## WRITTEN TASK
Reproduce the records below in full and exactly, without their images.

## INPUT ROWS
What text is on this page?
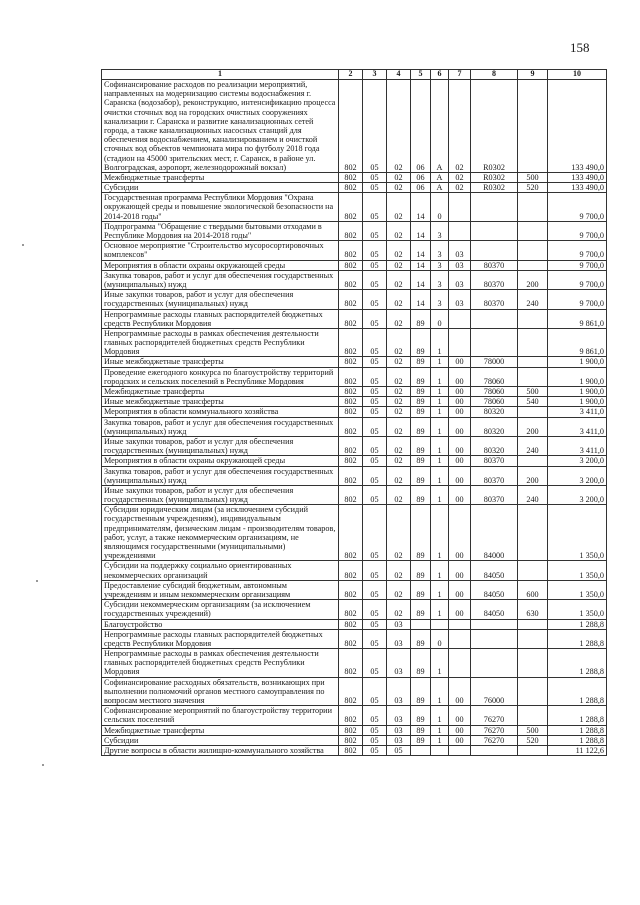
158
1	2	3	4	5	6	7	8	9	10
Софинансирование расходов по реализации мероприятий, направленных на модернизацию системы водоснабжения г. Саранска (водозабор), реконструкцию, интенсификацию процесса очистки сточных вод на городских очистных сооружениях канализации г. Саранска и развитие канализационных сетей города, а также канализационных насосных станций для обеспечения водоснабжением, канализированием и очисткой сточных вод объектов чемпионата мира по футболу 2018 года (стадион на 45000 зрительских мест, г. Саранск, в районе ул. Волгоградская, аэропорт, железнодорожный вокзал)	802	05	02	06	А	02	R0302		133 490,0
Межбюджетные трансферты	802	05	02	06	А	02	R0302	500	133 490,0
Субсидии	802	05	02	06	А	02	R0302	520	133 490,0
Государственная программа Республики Мордовия "Охрана окружающей среды и повышение экологической безопасности на 2014-2018 годы"	802	05	02	14	0				9 700,0
Подпрограмма "Обращение с твердыми бытовыми отходами в Республике Мордовия на 2014-2018 годы"	802	05	02	14	3				9 700,0
Основное мероприятие "Строительство мусоросортировочных комплексов"	802	05	02	14	3	03			9 700,0
Мероприятия в области охраны окружающей среды	802	05	02	14	3	03	80370		9 700,0
Закупка товаров, работ и услуг для обеспечения государственных (муниципальных) нужд	802	05	02	14	3	03	80370	200	9 700,0
Иные закупки товаров, работ и услуг для обеспечения государственных (муниципальных) нужд	802	05	02	14	3	03	80370	240	9 700,0
Непрограммные расходы главных распорядителей бюджетных средств Республики Мордовия	802	05	02	89	0				9 861,0
Непрограммные расходы в рамках обеспечения деятельности главных распорядителей бюджетных средств Республики Мордовия	802	05	02	89	1				9 861,0
Иные межбюджетные трансферты	802	05	02	89	1	00	78000		1 900,0
Проведение ежегодного конкурса по благоустройству территорий городских и сельских поселений в Республике Мордовия	802	05	02	89	1	00	78060		1 900,0
Межбюджетные трансферты	802	05	02	89	1	00	78060	500	1 900,0
Иные межбюджетные трансферты	802	05	02	89	1	00	78060	540	1 900,0
Мероприятия в области коммунального хозяйства	802	05	02	89	1	00	80320		3 411,0
Закупка товаров, работ и услуг для обеспечения государственных (муниципальных) нужд	802	05	02	89	1	00	80320	200	3 411,0
Иные закупки товаров, работ и услуг для обеспечения государственных (муниципальных) нужд	802	05	02	89	1	00	80320	240	3 411,0
Мероприятия в области охраны окружающей среды	802	05	02	89	1	00	80370		3 200,0
Закупка товаров, работ и услуг для обеспечения государственных (муниципальных) нужд	802	05	02	89	1	00	80370	200	3 200,0
Иные закупки товаров, работ и услуг для обеспечения государственных (муниципальных) нужд	802	05	02	89	1	00	80370	240	3 200,0
Субсидии юридическим лицам (за исключением субсидий государственным учреждениям), индивидуальным предпринимателям, физическим лицам - производителям товаров, работ, услуг, а также некоммерческим организациям, не являющимся государственными (муниципальными) учреждениями	802	05	02	89	1	00	84000		1 350,0
Субсидии на поддержку социально ориентированных некоммерческих организаций	802	05	02	89	1	00	84050		1 350,0
Предоставление субсидий бюджетным, автономным учреждениям и иным некоммерческим организациям	802	05	02	89	1	00	84050	600	1 350,0
Субсидии некоммерческим организациям (за исключением государственных учреждений)	802	05	02	89	1	00	84050	630	1 350,0
Благоустройство	802	05	03						1 288,8
Непрограммные расходы главных распорядителей бюджетных средств Республики Мордовия	802	05	03	89	0				1 288,8
Непрограммные расходы в рамках обеспечения деятельности главных распорядителей бюджетных средств Республики Мордовия	802	05	03	89	1				1 288,8
Софинансирование расходных обязательств, возникающих при выполнении полномочий органов местного самоуправления по вопросам местного значения	802	05	03	89	1	00	76000		1 288,8
Софинансирование мероприятий по благоустройству территории сельских поселений	802	05	03	89	1	00	76270		1 288,8
Межбюджетные трансферты	802	05	03	89	1	00	76270	500	1 288,8
Субсидии	802	05	03	89	1	00	76270	520	1 288,8
Другие вопросы в области жилищно-коммунального хозяйства	802	05	05						11 122,6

## THE REPLY
What text is on this page?
158
1	2	3	4	5	6	7	8	9	10
Софинансирование расходов по реализации мероприятий, направленных на модернизацию системы водоснабжения г. Саранска (водозабор), реконструкцию, интенсификацию процесса очистки сточных вод на городских очистных сооружениях канализации г. Саранска и развитие канализационных сетей города, а также канализационных насосных станций для обеспечения водоснабжением, канализированием и очисткой сточных вод объектов чемпионата мира по футболу 2018 года (стадион на 45000 зрительских мест, г. Саранск, в районе ул. Волгоградская, аэропорт, железнодорожный вокзал)	802	05	02	06	А	02	R0302		133 490,0
Межбюджетные трансферты	802	05	02	06	А	02	R0302	500	133 490,0
Субсидии	802	05	02	06	А	02	R0302	520	133 490,0
Государственная программа Республики Мордовия "Охрана окружающей среды и повышение экологической безопасности на 2014-2018 годы"	802	05	02	14	0				9 700,0
Подпрограмма "Обращение с твердыми бытовыми отходами в Республике Мордовия на 2014-2018 годы"	802	05	02	14	3				9 700,0
Основное мероприятие "Строительство мусоросортировочных комплексов"	802	05	02	14	3	03			9 700,0
Мероприятия в области охраны окружающей среды	802	05	02	14	3	03	80370		9 700,0
Закупка товаров, работ и услуг для обеспечения государственных (муниципальных) нужд	802	05	02	14	3	03	80370	200	9 700,0
Иные закупки товаров, работ и услуг для обеспечения государственных (муниципальных) нужд	802	05	02	14	3	03	80370	240	9 700,0
Непрограммные расходы главных распорядителей бюджетных средств Республики Мордовия	802	05	02	89	0				9 861,0
Непрограммные расходы в рамках обеспечения деятельности главных распорядителей бюджетных средств Республики Мордовия	802	05	02	89	1				9 861,0
Иные межбюджетные трансферты	802	05	02	89	1	00	78000		1 900,0
Проведение ежегодного конкурса по благоустройству территорий городских и сельских поселений в Республике Мордовия	802	05	02	89	1	00	78060		1 900,0
Межбюджетные трансферты	802	05	02	89	1	00	78060	500	1 900,0
Иные межбюджетные трансферты	802	05	02	89	1	00	78060	540	1 900,0
Мероприятия в области коммунального хозяйства	802	05	02	89	1	00	80320		3 411,0
Закупка товаров, работ и услуг для обеспечения государственных (муниципальных) нужд	802	05	02	89	1	00	80320	200	3 411,0
Иные закупки товаров, работ и услуг для обеспечения государственных (муниципальных) нужд	802	05	02	89	1	00	80320	240	3 411,0
Мероприятия в области охраны окружающей среды	802	05	02	89	1	00	80370		3 200,0
Закупка товаров, работ и услуг для обеспечения государственных (муниципальных) нужд	802	05	02	89	1	00	80370	200	3 200,0
Иные закупки товаров, работ и услуг для обеспечения государственных (муниципальных) нужд	802	05	02	89	1	00	80370	240	3 200,0
Субсидии юридическим лицам (за исключением субсидий государственным учреждениям), индивидуальным предпринимателям, физическим лицам - производителям товаров, работ, услуг, а также некоммерческим организациям, не являющимся государственными (муниципальными) учреждениями	802	05	02	89	1	00	84000		1 350,0
Субсидии на поддержку социально ориентированных некоммерческих организаций	802	05	02	89	1	00	84050		1 350,0
Предоставление субсидий бюджетным, автономным учреждениям и иным некоммерческим организациям	802	05	02	89	1	00	84050	600	1 350,0
Субсидии некоммерческим организациям (за исключением государственных учреждений)	802	05	02	89	1	00	84050	630	1 350,0
Благоустройство	802	05	03						1 288,8
Непрограммные расходы главных распорядителей бюджетных средств Республики Мордовия	802	05	03	89	0				1 288,8
Непрограммные расходы в рамках обеспечения деятельности главных распорядителей бюджетных средств Республики Мордовия	802	05	03	89	1				1 288,8
Софинансирование расходных обязательств, возникающих при выполнении полномочий органов местного самоуправления по вопросам местного значения	802	05	03	89	1	00	76000		1 288,8
Софинансирование мероприятий по благоустройству территории сельских поселений	802	05	03	89	1	00	76270		1 288,8
Межбюджетные трансферты	802	05	03	89	1	00	76270	500	1 288,8
Субсидии	802	05	03	89	1	00	76270	520	1 288,8
Другие вопросы в области жилищно-коммунального хозяйства	802	05	05						11 122,6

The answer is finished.